• [YOUR INSTRUCTIONS]
Quote all of the data exactly as given. Skip every picture it contains.
** begin STORED ROWS **
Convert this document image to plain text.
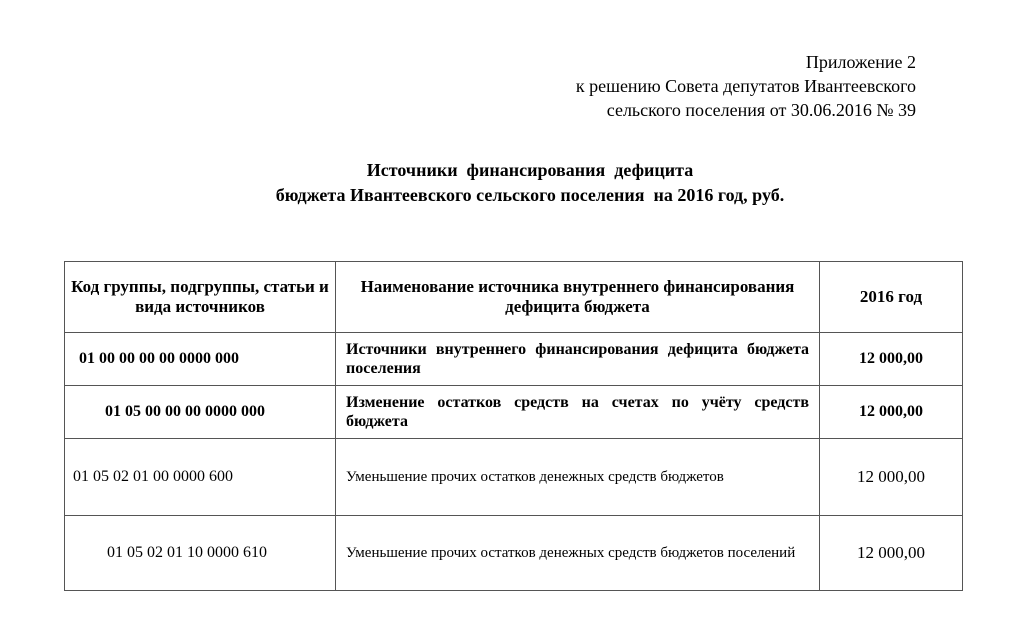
Приложение 2
к решению Совета депутатов Ивантеевского
сельского поселения от 30.06.2016 № 39
Источники  финансирования  дефицита
бюджета Ивантеевского сельского поселения  на 2016 год, руб.
Код группы, подгруппы, статьи и вида источников	Наименование источника внутреннего финансирования дефицита бюджета	2016 год
01 00 00 00 00 0000 000	Источники внутреннего финансирования дефицита бюджета поселения	12 000,00
01 05 00 00 00 0000 000	Изменение остатков средств на счетах по учёту средств бюджета	12 000,00
01 05 02 01 00 0000 600	Уменьшение прочих остатков денежных средств бюджетов	12 000,00
01 05 02 01 10 0000 610	Уменьшение прочих остатков денежных средств бюджетов поселений	12 000,00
** end STORED ROWS **
• [TASK ANSWER]
Convert this document image to plain text.
Приложение 2
к решению Совета депутатов Ивантеевского
сельского поселения от 30.06.2016 № 39
Источники  финансирования  дефицита
бюджета Ивантеевского сельского поселения  на 2016 год, руб.
Код группы, подгруппы, статьи и вида источников	Наименование источника внутреннего финансирования дефицита бюджета	2016 год
01 00 00 00 00 0000 000	Источники внутреннего финансирования дефицита бюджета поселения	12 000,00
01 05 00 00 00 0000 000	Изменение остатков средств на счетах по учёту средств бюджета	12 000,00
01 05 02 01 00 0000 600	Уменьшение прочих остатков денежных средств бюджетов	12 000,00
01 05 02 01 10 0000 610	Уменьшение прочих остатков денежных средств бюджетов поселений	12 000,00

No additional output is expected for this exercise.